*EXCERPTED DATA*.
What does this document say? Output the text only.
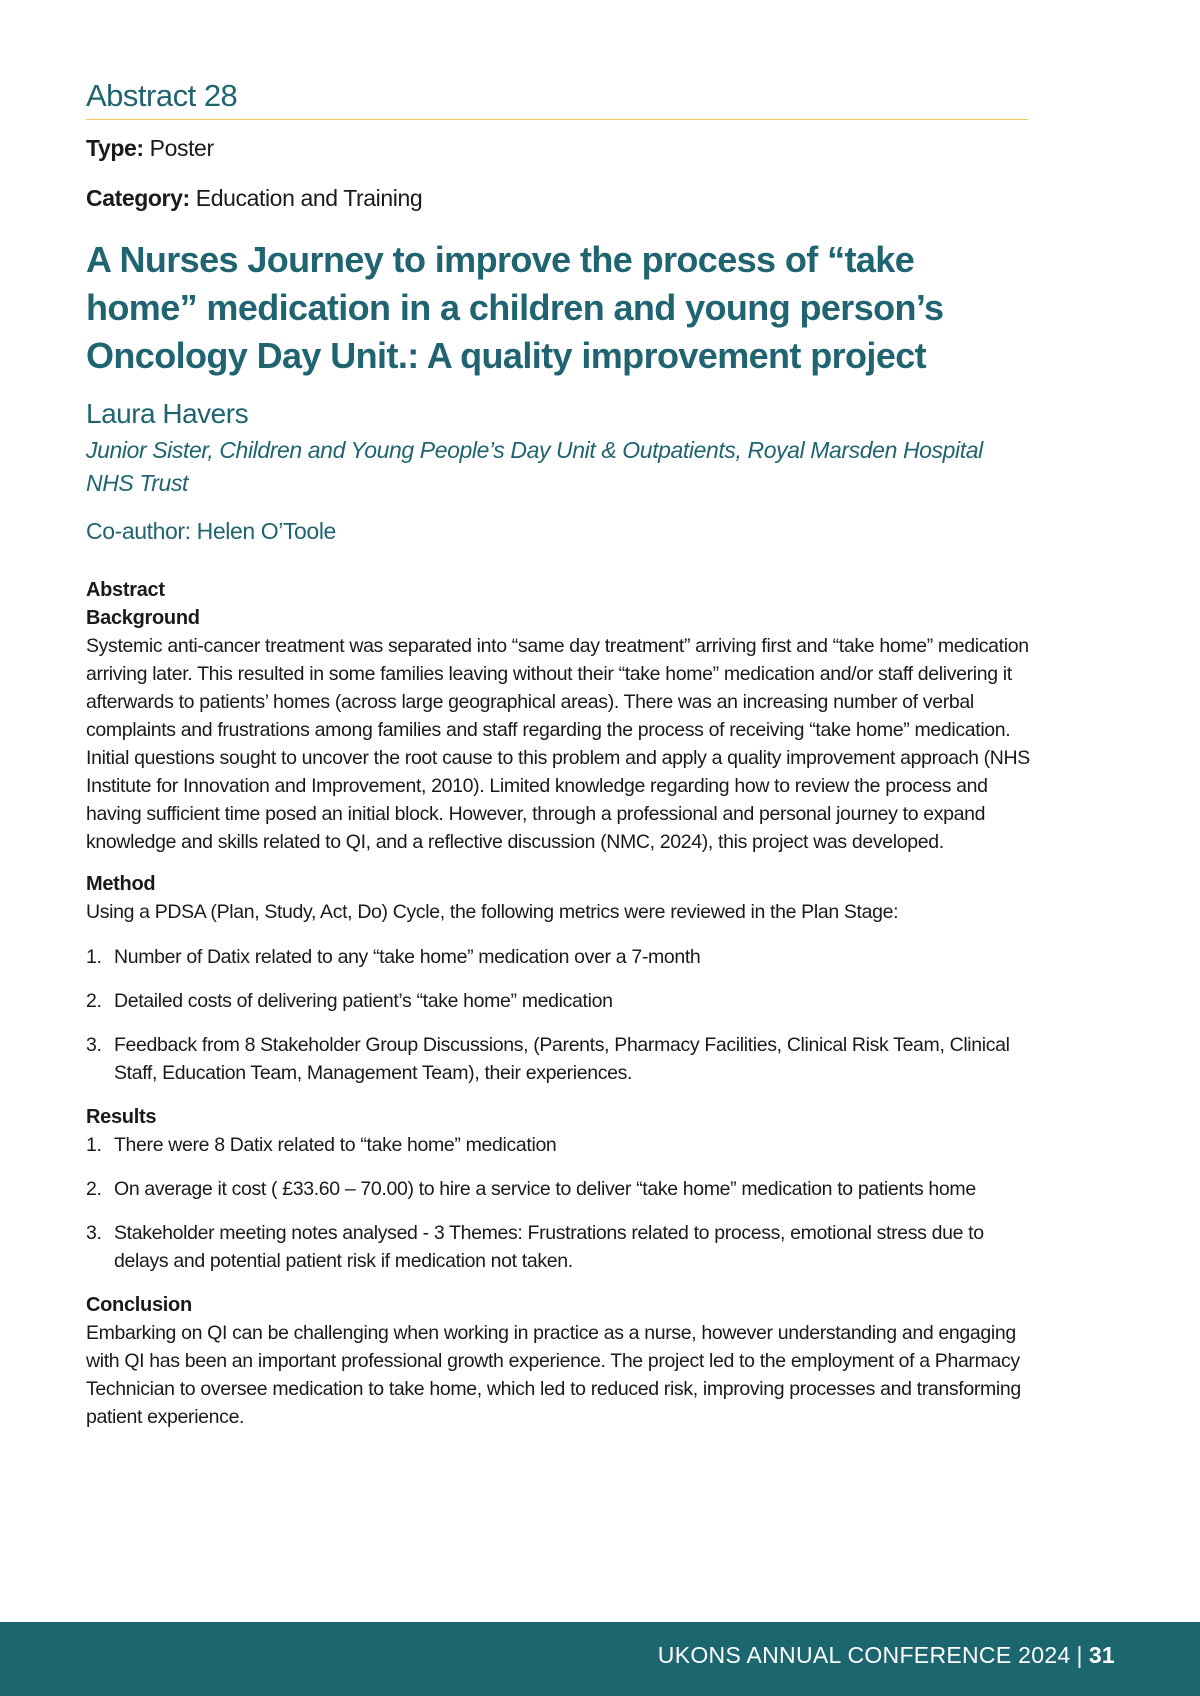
Abstract 28
Type: Poster
Category: Education and Training
A Nurses Journey to improve the process of “take home” medication in a children and young person’s Oncology Day Unit.: A quality improvement project
Laura Havers
Junior Sister, Children and Young People’s Day Unit & Outpatients, Royal Marsden Hospital NHS Trust
Co-author: Helen O’Toole
Abstract
Background

Systemic anti-cancer treatment was separated into “same day treatment” arriving first and “take home” medication arriving later. This resulted in some families leaving without their “take home” medication and/or staff delivering it afterwards to patients’ homes (across large geographical areas). There was an increasing number of verbal complaints and frustrations among families and staff regarding the process of receiving “take home” medication. Initial questions sought to uncover the root cause to this problem and apply a quality improvement approach (NHS Institute for Innovation and Improvement, 2010). Limited knowledge regarding how to review the process and having sufficient time posed an initial block. However, through a professional and personal journey to expand knowledge and skills related to QI, and a reflective discussion (NMC, 2024), this project was developed.

Method

Using a PDSA (Plan, Study, Act, Do) Cycle, the following metrics were reviewed in the Plan Stage:

1. Number of Datix related to any “take home” medication over a 7-month
2. Detailed costs of delivering patient’s “take home” medication
3. Feedback from 8 Stakeholder Group Discussions, (Parents, Pharmacy Facilities, Clinical Risk Team, Clinical Staff, Education Team, Management Team), their experiences.
Results
1. There were 8 Datix related to “take home” medication
2. On average it cost ( £33.60 – 70.00) to hire a service to deliver “take home” medication to patients home
3. Stakeholder meeting notes analysed - 3 Themes: Frustrations related to process, emotional stress due to delays and potential patient risk if medication not taken.
Conclusion

Embarking on QI can be challenging when working in practice as a nurse, however understanding and engaging with QI has been an important professional growth experience. The project led to the employment of a Pharmacy Technician to oversee medication to take home, which led to reduced risk, improving processes and transforming patient experience.

UKONS ANNUAL CONFERENCE 2024 | 31
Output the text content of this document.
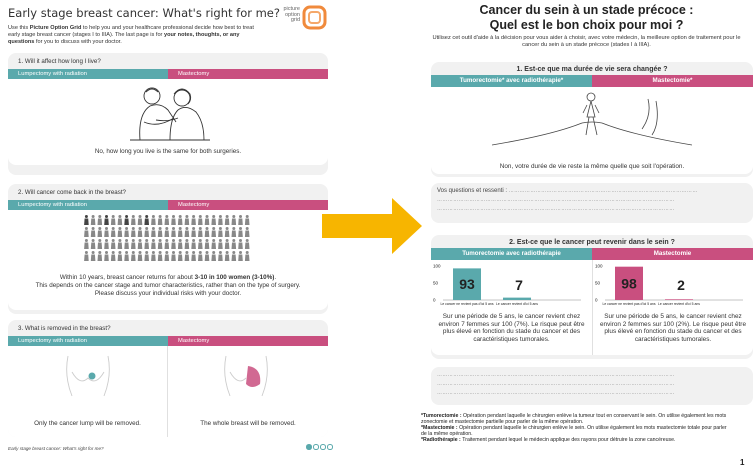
Early stage breast cancer: What's right for me?
Use this Picture Option Grid to help you and your healthcare professional decide how best to treat early stage breast cancer (stages I to IIIA). The last page is for your notes, thoughts, or any questions for you to discuss with your doctor.
picture
option
grid
1. Will it affect how long I live?
Lumpectomy with radiation	Mastectomy
No, how long you live is the same for both surgeries.
2. Will cancer come back in the breast?
Lumpectomy with radiation	Mastectomy
Within 10 years, breast cancer returns for about 3-10 in 100 women (3-10%).
This depends on the cancer stage and tumor characteristics, rather than on the type of surgery.
Please discuss your individual risks with your doctor.
3. What is removed in the breast?
Lumpectomy with radiation	Mastectomy
Only the cancer lump will be removed.	The whole breast will be removed.
Early stage breast cancer: What's right for me?
Cancer du sein à un stade précoce :
Quel est le bon choix pour moi ?
Utilisez cet outil d'aide à la décision pour vous aider à choisir, avec votre médecin, la meilleure option de traitement pour le cancer du sein à un stade précoce (stades I à IIIA).
1. Est-ce que ma durée de vie sera changée ?
Tumorectomie* avec radiothérapie*	Mastectomie*
Non, votre durée de vie reste la même quelle que soit l'opération.
Vos questions et ressenti : ……………………………………………………………………………………………
……………………………………………………………………………………………………………………
……………………………………………………………………………………………………………………
2. Est-ce que le cancer peut revenir dans le sein ?
Tumorectomie avec radiothérapie	Mastectomie
100
50
0
93
Le cancer ne revient pas d'ici 5 ans
7
Le cancer revient d'ici 5 ans
Sur une période de 5 ans, le cancer revient chez environ 7 femmes sur 100 (7%). Le risque peut être plus élevé en fonction du stade du cancer et des caractéristiques tumorales.
100
50
0
98
Le cancer ne revient pas d'ici 5 ans
2
Le cancer revient d'ici 5 ans
Sur une période de 5 ans, le cancer revient chez environ 2 femmes sur 100 (2%). Le risque peut être plus élevé en fonction du stade du cancer et des caractéristiques tumorales.
……………………………………………………………………………………………………………………
……………………………………………………………………………………………………………………
……………………………………………………………………………………………………………………
*Tumorectomie : Opération pendant laquelle le chirurgien enlève la tumeur tout en conservant le sein. On utilise également les mots zonectomie et mastectomie partielle pour parler de la même opération.
*Mastectomie : Opération pendant laquelle le chirurgien enlève le sein. On utilise également les mots mastectomie totale pour parler de la même opération.
*Radiothérapie : Traitement pendant lequel le médecin applique des rayons pour détruire la zone cancéreuse.
1
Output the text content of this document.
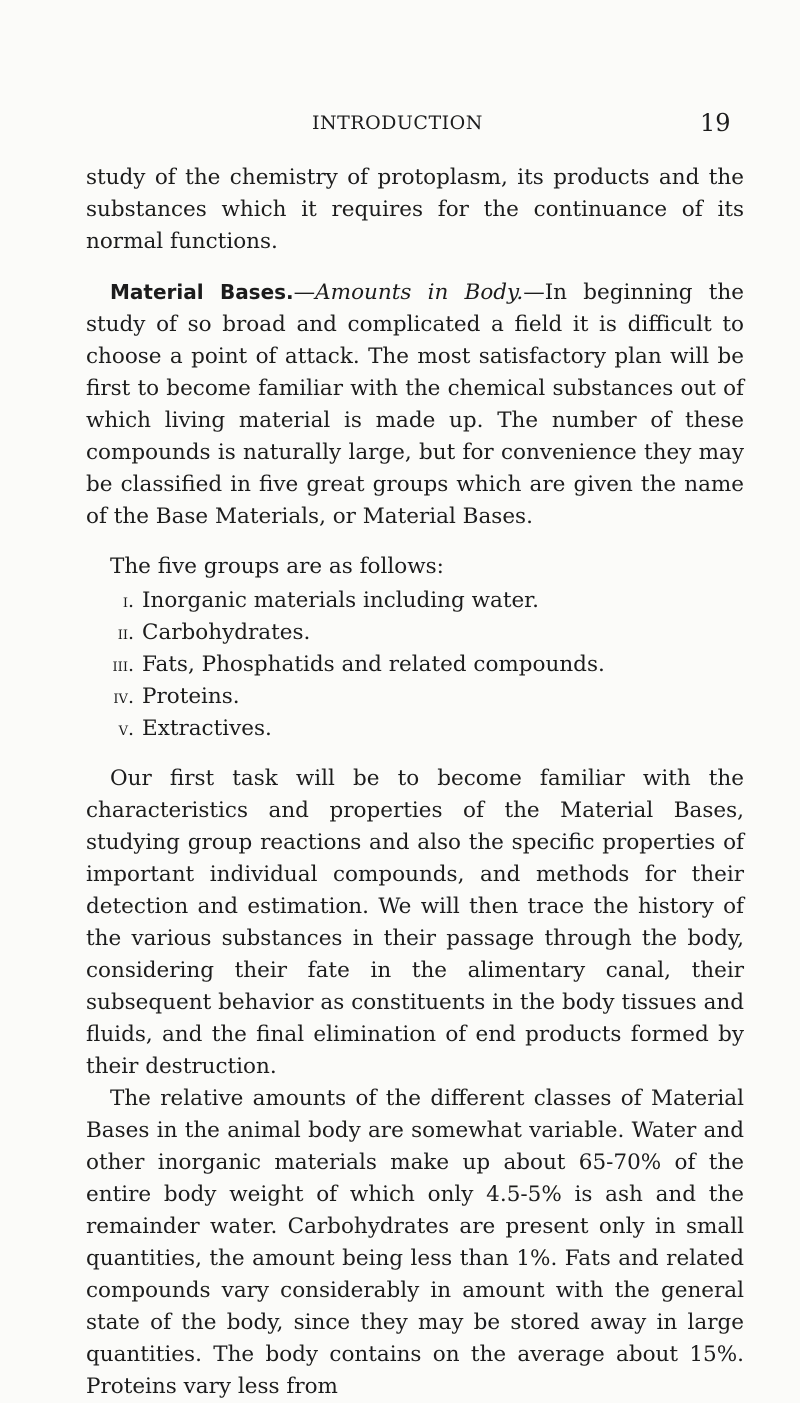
INTRODUCTION	19

study of the chemistry of protoplasm, its products and the substances which it requires for the continuance of its normal functions.

Material Bases.—Amounts in Body.—In beginning the study of so broad and complicated a field it is difficult to choose a point of attack. The most satisfactory plan will be first to become familiar with the chemical substances out of which living material is made up. The number of these compounds is naturally large, but for convenience they may be classified in five great groups which are given the name of the Base Materials, or Material Bases.

The five groups are as follows:

i. Inorganic materials including water.
ii. Carbohydrates.
iii. Fats, Phosphatids and related compounds.
iv. Proteins.
v. Extractives.

Our first task will be to become familiar with the characteristics and properties of the Material Bases, studying group reactions and also the specific properties of important individual compounds, and methods for their detection and estimation. We will then trace the history of the various substances in their passage through the body, considering their fate in the alimentary canal, their subsequent behavior as constituents in the body tissues and fluids, and the final elimination of end products formed by their destruction.

The relative amounts of the different classes of Material Bases in the animal body are somewhat variable. Water and other inorganic materials make up about 65-70% of the entire body weight of which only 4.5-5% is ash and the remainder water. Carbohydrates are present only in small quantities, the amount being less than 1%. Fats and related compounds vary considerably in amount with the general state of the body, since they may be stored away in large quantities. The body contains on the average about 15%. Proteins vary less from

*WHAT TO DO*. Could you please write out the entries exactly as they are, with every picture left out?

*RESPONSE TO THIS TASK*.
What does this document say? Output the text only.
Abstract 28
Type: Poster
Category: Education and Training
A Nurses Journey to improve the process of “take home” medication in a children and young person’s Oncology Day Unit.: A quality improvement project
Laura Havers
Junior Sister, Children and Young People’s Day Unit & Outpatients, Royal Marsden Hospital NHS Trust
Co-author: Helen O’Toole
Abstract
Background

Systemic anti-cancer treatment was separated into “same day treatment” arriving first and “take home” medication arriving later. This resulted in some families leaving without their “take home” medication and/or staff delivering it afterwards to patients’ homes (across large geographical areas). There was an increasing number of verbal complaints and frustrations among families and staff regarding the process of receiving “take home” medication. Initial questions sought to uncover the root cause to this problem and apply a quality improvement approach (NHS Institute for Innovation and Improvement, 2010). Limited knowledge regarding how to review the process and having sufficient time posed an initial block. However, through a professional and personal journey to expand knowledge and skills related to QI, and a reflective discussion (NMC, 2024), this project was developed.

Method

Using a PDSA (Plan, Study, Act, Do) Cycle, the following metrics were reviewed in the Plan Stage:

1. Number of Datix related to any “take home” medication over a 7-month
2. Detailed costs of delivering patient’s “take home” medication
3. Feedback from 8 Stakeholder Group Discussions, (Parents, Pharmacy Facilities, Clinical Risk Team, Clinical Staff, Education Team, Management Team), their experiences.
Results
1. There were 8 Datix related to “take home” medication
2. On average it cost ( £33.60 – 70.00) to hire a service to deliver “take home” medication to patients home
3. Stakeholder meeting notes analysed - 3 Themes: Frustrations related to process, emotional stress due to delays and potential patient risk if medication not taken.
Conclusion

Embarking on QI can be challenging when working in practice as a nurse, however understanding and engaging with QI has been an important professional growth experience. The project led to the employment of a Pharmacy Technician to oversee medication to take home, which led to reduced risk, improving processes and transforming patient experience.

UKONS ANNUAL CONFERENCE 2024 | 31
Output the text content of this document.
Early stage breast cancer: What's right for me?
Use this Picture Option Grid to help you and your healthcare professional decide how best to treat early stage breast cancer (stages I to IIIA). The last page is for your notes, thoughts, or any questions for you to discuss with your doctor.
picture
option
grid
1. Will it affect how long I live?
Lumpectomy with radiation	Mastectomy
No, how long you live is the same for both surgeries.
2. Will cancer come back in the breast?
Lumpectomy with radiation	Mastectomy
Within 10 years, breast cancer returns for about 3-10 in 100 women (3-10%).
This depends on the cancer stage and tumor characteristics, rather than on the type of surgery.
Please discuss your individual risks with your doctor.
3. What is removed in the breast?
Lumpectomy with radiation	Mastectomy
Only the cancer lump will be removed.	The whole breast will be removed.
Early stage breast cancer: What's right for me?
Cancer du sein à un stade précoce :
Quel est le bon choix pour moi ?
Utilisez cet outil d'aide à la décision pour vous aider à choisir, avec votre médecin, la meilleure option de traitement pour le cancer du sein à un stade précoce (stades I à IIIA).
1. Est-ce que ma durée de vie sera changée ?
Tumorectomie* avec radiothérapie*	Mastectomie*
Non, votre durée de vie reste la même quelle que soit l'opération.
Vos questions et ressenti : ……………………………………………………………………………………………
……………………………………………………………………………………………………………………
……………………………………………………………………………………………………………………
2. Est-ce que le cancer peut revenir dans le sein ?
Tumorectomie avec radiothérapie	Mastectomie
100
50
0
93
Le cancer ne revient pas d'ici 5 ans
7
Le cancer revient d'ici 5 ans
Sur une période de 5 ans, le cancer revient chez environ 7 femmes sur 100 (7%). Le risque peut être plus élevé en fonction du stade du cancer et des caractéristiques tumorales.
100
50
0
98
Le cancer ne revient pas d'ici 5 ans
2
Le cancer revient d'ici 5 ans
Sur une période de 5 ans, le cancer revient chez environ 2 femmes sur 100 (2%). Le risque peut être plus élevé en fonction du stade du cancer et des caractéristiques tumorales.
……………………………………………………………………………………………………………………
……………………………………………………………………………………………………………………
……………………………………………………………………………………………………………………
*Tumorectomie : Opération pendant laquelle le chirurgien enlève la tumeur tout en conservant le sein. On utilise également les mots zonectomie et mastectomie partielle pour parler de la même opération.
*Mastectomie : Opération pendant laquelle le chirurgien enlève le sein. On utilise également les mots mastectomie totale pour parler de la même opération.
*Radiothérapie : Traitement pendant lequel le médecin applique des rayons pour détruire la zone cancéreuse.
1
Output the text content of this document.
INTRODUCTION	19

study of the chemistry of protoplasm, its products and the substances which it requires for the continuance of its normal functions.

Material Bases.—Amounts in Body.—In beginning the study of so broad and complicated a field it is difficult to choose a point of attack. The most satisfactory plan will be first to become familiar with the chemical substances out of which living material is made up. The number of these compounds is naturally large, but for convenience they may be classified in five great groups which are given the name of the Base Materials, or Material Bases.

The five groups are as follows:

i. Inorganic materials including water.
ii. Carbohydrates.
iii. Fats, Phosphatids and related compounds.
iv. Proteins.
v. Extractives.

Our first task will be to become familiar with the characteristics and properties of the Material Bases, studying group reactions and also the specific properties of important individual compounds, and methods for their detection and estimation. We will then trace the history of the various substances in their passage through the body, considering their fate in the alimentary canal, their subsequent behavior as constituents in the body tissues and fluids, and the final elimination of end products formed by their destruction.

The relative amounts of the different classes of Material Bases in the animal body are somewhat variable. Water and other inorganic materials make up about 65-70% of the entire body weight of which only 4.5-5% is ash and the remainder water. Carbohydrates are present only in small quantities, the amount being less than 1%. Fats and related compounds vary considerably in amount with the general state of the body, since they may be stored away in large quantities. The body contains on the average about 15%. Proteins vary less from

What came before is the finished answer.